***** Exercise data
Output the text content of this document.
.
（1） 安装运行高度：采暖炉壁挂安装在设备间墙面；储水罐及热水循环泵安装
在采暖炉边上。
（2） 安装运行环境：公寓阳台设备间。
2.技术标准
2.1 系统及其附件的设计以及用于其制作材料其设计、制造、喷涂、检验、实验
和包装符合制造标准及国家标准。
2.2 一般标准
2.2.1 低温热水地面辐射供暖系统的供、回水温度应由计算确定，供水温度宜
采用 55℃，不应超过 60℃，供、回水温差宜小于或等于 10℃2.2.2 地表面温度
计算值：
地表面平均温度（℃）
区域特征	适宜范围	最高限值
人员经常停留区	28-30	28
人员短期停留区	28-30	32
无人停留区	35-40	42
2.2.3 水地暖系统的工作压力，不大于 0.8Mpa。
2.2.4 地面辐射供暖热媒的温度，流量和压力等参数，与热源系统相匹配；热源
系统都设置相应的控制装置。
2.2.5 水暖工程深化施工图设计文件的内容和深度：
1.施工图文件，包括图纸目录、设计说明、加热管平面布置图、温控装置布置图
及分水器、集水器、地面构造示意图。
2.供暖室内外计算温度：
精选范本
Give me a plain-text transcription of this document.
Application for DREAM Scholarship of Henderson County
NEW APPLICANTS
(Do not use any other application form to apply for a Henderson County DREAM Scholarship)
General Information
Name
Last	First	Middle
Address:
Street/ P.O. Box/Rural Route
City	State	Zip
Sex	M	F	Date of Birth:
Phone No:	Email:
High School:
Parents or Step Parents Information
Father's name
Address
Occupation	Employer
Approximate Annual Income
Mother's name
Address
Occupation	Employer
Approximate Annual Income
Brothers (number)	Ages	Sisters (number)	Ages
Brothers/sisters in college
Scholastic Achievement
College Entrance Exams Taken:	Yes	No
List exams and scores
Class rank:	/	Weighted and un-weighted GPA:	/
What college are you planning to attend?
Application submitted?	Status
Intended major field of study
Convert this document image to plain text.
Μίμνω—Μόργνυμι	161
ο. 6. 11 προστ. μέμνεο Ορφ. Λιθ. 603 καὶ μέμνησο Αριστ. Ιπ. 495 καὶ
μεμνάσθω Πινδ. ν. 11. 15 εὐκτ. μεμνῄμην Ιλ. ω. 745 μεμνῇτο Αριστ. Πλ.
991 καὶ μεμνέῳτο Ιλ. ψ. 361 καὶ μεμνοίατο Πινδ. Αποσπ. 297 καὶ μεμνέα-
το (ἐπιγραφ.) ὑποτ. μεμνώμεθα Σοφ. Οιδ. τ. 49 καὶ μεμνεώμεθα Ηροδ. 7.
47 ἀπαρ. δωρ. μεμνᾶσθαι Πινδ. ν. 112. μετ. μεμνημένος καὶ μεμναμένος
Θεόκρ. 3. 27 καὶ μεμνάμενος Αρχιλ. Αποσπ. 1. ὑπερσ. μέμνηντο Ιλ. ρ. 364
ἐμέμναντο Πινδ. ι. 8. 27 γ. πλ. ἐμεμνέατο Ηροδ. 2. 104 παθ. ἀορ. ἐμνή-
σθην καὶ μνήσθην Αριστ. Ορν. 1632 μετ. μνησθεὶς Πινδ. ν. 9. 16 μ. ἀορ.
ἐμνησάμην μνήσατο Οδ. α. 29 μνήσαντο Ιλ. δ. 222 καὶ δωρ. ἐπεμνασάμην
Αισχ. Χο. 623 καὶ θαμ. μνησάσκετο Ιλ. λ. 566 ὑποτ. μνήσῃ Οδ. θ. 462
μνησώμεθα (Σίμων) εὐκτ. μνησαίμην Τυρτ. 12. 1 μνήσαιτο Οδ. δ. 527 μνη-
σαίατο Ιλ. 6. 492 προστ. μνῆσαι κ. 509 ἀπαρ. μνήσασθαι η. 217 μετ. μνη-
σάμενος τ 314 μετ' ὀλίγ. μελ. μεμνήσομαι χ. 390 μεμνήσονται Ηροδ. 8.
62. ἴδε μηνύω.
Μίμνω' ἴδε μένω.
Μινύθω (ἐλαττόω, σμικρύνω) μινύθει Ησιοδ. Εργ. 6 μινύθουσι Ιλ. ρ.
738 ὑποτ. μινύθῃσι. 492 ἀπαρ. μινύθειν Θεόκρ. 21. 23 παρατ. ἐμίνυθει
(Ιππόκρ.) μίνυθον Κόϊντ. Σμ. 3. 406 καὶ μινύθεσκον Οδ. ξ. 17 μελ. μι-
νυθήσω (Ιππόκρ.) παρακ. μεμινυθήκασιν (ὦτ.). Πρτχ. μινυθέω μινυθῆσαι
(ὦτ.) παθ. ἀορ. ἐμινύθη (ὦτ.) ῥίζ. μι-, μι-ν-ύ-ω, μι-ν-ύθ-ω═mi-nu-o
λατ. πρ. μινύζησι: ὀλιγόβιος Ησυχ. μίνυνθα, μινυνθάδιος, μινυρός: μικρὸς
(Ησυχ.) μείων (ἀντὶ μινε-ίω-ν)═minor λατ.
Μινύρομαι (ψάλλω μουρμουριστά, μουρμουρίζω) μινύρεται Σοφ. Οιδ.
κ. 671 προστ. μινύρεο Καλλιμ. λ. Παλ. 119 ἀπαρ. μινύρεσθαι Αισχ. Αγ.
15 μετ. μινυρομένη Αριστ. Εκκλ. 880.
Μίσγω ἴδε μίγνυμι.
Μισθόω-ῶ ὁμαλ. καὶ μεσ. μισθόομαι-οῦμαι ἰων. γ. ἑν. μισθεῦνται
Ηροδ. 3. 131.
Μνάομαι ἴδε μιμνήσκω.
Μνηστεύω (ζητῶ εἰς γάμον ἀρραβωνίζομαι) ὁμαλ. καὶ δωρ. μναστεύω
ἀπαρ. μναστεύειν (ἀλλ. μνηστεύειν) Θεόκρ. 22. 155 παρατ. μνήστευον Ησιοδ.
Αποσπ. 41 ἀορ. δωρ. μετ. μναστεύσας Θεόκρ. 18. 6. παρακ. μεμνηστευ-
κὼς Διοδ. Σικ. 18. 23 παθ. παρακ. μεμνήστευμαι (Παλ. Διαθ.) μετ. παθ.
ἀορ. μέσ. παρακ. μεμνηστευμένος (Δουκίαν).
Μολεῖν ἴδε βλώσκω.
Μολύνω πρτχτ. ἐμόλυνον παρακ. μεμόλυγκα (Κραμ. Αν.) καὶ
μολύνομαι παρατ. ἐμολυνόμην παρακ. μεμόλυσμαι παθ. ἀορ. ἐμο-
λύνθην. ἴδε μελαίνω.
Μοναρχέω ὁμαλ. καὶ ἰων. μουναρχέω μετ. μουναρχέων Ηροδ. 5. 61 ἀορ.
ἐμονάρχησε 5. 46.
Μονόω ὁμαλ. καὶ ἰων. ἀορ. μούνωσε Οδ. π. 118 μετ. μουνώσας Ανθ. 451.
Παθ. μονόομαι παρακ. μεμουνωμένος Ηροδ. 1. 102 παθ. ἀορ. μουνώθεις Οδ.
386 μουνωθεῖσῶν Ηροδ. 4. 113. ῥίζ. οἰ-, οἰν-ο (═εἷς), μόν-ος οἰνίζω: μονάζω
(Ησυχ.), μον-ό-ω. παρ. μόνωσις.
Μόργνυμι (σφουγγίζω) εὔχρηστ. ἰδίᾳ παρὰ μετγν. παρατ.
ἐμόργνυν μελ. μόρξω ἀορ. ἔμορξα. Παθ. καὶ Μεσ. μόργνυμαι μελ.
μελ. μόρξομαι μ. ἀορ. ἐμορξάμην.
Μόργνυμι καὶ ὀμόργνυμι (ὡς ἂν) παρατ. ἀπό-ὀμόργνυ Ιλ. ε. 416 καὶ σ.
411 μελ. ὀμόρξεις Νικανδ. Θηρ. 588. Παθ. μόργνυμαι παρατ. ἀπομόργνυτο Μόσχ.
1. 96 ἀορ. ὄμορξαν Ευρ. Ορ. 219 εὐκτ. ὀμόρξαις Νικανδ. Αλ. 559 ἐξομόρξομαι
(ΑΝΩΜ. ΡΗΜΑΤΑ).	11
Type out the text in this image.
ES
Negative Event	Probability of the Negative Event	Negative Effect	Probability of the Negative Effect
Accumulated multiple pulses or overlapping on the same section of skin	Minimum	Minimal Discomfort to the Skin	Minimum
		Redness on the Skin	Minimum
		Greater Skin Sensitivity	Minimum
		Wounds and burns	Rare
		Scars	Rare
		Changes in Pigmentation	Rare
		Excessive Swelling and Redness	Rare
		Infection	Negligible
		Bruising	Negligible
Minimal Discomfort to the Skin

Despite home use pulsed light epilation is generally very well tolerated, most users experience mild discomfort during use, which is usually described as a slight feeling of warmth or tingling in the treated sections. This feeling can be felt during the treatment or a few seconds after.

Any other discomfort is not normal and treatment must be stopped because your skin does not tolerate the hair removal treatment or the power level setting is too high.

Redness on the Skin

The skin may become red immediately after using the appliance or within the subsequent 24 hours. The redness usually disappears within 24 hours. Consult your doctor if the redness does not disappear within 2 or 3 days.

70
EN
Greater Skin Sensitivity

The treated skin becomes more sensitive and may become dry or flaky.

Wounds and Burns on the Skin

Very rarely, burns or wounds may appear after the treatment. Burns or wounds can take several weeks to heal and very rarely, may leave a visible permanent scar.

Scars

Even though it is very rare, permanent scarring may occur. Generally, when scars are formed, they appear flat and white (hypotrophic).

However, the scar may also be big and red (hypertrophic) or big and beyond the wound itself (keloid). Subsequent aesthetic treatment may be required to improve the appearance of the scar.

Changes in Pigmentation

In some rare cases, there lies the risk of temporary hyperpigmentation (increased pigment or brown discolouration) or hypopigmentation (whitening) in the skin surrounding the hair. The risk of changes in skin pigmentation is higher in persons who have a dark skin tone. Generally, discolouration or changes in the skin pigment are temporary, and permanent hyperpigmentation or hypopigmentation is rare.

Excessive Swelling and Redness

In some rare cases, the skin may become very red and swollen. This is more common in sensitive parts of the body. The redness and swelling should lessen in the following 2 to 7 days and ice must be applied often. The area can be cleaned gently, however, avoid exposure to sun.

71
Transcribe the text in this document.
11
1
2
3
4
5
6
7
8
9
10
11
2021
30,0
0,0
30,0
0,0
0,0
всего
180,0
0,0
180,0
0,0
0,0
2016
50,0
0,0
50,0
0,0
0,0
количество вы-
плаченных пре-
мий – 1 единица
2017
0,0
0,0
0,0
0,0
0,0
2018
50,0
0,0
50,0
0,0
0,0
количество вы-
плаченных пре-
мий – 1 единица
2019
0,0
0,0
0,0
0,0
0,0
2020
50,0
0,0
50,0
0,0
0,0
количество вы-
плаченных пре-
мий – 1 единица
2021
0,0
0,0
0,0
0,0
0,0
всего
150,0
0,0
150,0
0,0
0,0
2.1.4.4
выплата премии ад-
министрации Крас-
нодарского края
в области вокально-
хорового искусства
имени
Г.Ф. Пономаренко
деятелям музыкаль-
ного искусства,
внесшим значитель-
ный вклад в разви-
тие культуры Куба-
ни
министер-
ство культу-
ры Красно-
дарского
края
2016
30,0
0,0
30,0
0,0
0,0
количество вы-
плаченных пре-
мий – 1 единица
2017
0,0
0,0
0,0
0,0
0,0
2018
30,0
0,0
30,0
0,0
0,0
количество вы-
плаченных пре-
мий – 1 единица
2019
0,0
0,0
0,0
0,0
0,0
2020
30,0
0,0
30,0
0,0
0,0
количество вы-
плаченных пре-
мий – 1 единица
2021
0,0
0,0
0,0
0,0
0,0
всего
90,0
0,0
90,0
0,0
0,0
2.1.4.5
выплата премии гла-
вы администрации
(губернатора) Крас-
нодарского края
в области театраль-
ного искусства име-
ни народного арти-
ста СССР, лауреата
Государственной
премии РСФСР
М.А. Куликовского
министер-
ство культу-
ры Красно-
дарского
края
**********
## Objective
Return every line from the records above that holds the word "DREAM".

## Response below
Application for DREAM Scholarship of Henderson County
(Do not use any other application form to apply for a Henderson County DREAM Scholarship)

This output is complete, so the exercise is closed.